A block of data
==============================

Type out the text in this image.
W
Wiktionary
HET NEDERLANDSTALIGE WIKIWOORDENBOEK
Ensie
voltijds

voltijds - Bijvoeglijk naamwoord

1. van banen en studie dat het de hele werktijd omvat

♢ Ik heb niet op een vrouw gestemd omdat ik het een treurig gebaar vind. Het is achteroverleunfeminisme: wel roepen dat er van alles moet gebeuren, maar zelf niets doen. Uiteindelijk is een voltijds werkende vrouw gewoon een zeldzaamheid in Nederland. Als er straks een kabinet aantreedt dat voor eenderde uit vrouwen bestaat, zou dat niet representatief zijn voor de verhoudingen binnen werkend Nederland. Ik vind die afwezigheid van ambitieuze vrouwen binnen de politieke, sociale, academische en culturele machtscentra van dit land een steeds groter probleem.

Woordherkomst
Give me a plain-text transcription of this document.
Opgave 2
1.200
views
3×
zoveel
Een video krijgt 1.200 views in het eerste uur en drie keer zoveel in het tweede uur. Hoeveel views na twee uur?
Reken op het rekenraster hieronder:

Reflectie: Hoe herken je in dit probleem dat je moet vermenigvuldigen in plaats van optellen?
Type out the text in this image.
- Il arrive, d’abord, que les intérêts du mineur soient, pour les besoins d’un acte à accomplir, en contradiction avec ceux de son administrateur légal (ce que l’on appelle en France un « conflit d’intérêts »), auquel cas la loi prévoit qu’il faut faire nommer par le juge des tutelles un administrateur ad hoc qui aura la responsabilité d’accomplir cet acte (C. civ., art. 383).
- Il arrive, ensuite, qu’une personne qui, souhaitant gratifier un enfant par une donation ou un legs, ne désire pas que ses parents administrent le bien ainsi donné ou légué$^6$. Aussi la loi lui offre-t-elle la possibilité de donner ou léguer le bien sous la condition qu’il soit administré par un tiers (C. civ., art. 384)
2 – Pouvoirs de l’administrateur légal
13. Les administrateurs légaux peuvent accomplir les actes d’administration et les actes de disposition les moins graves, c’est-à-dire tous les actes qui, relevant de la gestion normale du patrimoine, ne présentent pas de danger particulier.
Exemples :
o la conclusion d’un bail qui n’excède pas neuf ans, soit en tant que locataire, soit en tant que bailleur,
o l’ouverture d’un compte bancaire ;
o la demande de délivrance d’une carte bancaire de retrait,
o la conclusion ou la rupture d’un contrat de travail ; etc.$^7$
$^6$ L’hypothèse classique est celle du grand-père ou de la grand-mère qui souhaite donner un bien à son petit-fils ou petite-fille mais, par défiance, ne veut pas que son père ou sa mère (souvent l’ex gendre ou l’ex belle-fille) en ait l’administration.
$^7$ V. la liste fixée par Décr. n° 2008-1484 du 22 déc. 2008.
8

==============================

=== Exercise goal ===
Extract the data in full. Keep it word for word.

=== Output of the task ===
Type out the text in this image.
W
Wiktionary
HET NEDERLANDSTALIGE WIKIWOORDENBOEK
Ensie
voltijds

voltijds - Bijvoeglijk naamwoord

1. van banen en studie dat het de hele werktijd omvat

♢ Ik heb niet op een vrouw gestemd omdat ik het een treurig gebaar vind. Het is achteroverleunfeminisme: wel roepen dat er van alles moet gebeuren, maar zelf niets doen. Uiteindelijk is een voltijds werkende vrouw gewoon een zeldzaamheid in Nederland. Als er straks een kabinet aantreedt dat voor eenderde uit vrouwen bestaat, zou dat niet representatief zijn voor de verhoudingen binnen werkend Nederland. Ik vind die afwezigheid van ambitieuze vrouwen binnen de politieke, sociale, academische en culturele machtscentra van dit land een steeds groter probleem.

Woordherkomst
Give me a plain-text transcription of this document.
Opgave 2
1.200
views
3×
zoveel
Een video krijgt 1.200 views in het eerste uur en drie keer zoveel in het tweede uur. Hoeveel views na twee uur?
Reken op het rekenraster hieronder:

Reflectie: Hoe herken je in dit probleem dat je moet vermenigvuldigen in plaats van optellen?
Type out the text in this image.
- Il arrive, d’abord, que les intérêts du mineur soient, pour les besoins d’un acte à accomplir, en contradiction avec ceux de son administrateur légal (ce que l’on appelle en France un « conflit d’intérêts »), auquel cas la loi prévoit qu’il faut faire nommer par le juge des tutelles un administrateur ad hoc qui aura la responsabilité d’accomplir cet acte (C. civ., art. 383).
- Il arrive, ensuite, qu’une personne qui, souhaitant gratifier un enfant par une donation ou un legs, ne désire pas que ses parents administrent le bien ainsi donné ou légué$^6$. Aussi la loi lui offre-t-elle la possibilité de donner ou léguer le bien sous la condition qu’il soit administré par un tiers (C. civ., art. 384)
2 – Pouvoirs de l’administrateur légal
13. Les administrateurs légaux peuvent accomplir les actes d’administration et les actes de disposition les moins graves, c’est-à-dire tous les actes qui, relevant de la gestion normale du patrimoine, ne présentent pas de danger particulier.
Exemples :
o la conclusion d’un bail qui n’excède pas neuf ans, soit en tant que locataire, soit en tant que bailleur,
o l’ouverture d’un compte bancaire ;
o la demande de délivrance d’une carte bancaire de retrait,
o la conclusion ou la rupture d’un contrat de travail ; etc.$^7$
$^6$ L’hypothèse classique est celle du grand-père ou de la grand-mère qui souhaite donner un bien à son petit-fils ou petite-fille mais, par défiance, ne veut pas que son père ou sa mère (souvent l’ex gendre ou l’ex belle-fille) en ait l’administration.
$^7$ V. la liste fixée par Décr. n° 2008-1484 du 22 déc. 2008.
8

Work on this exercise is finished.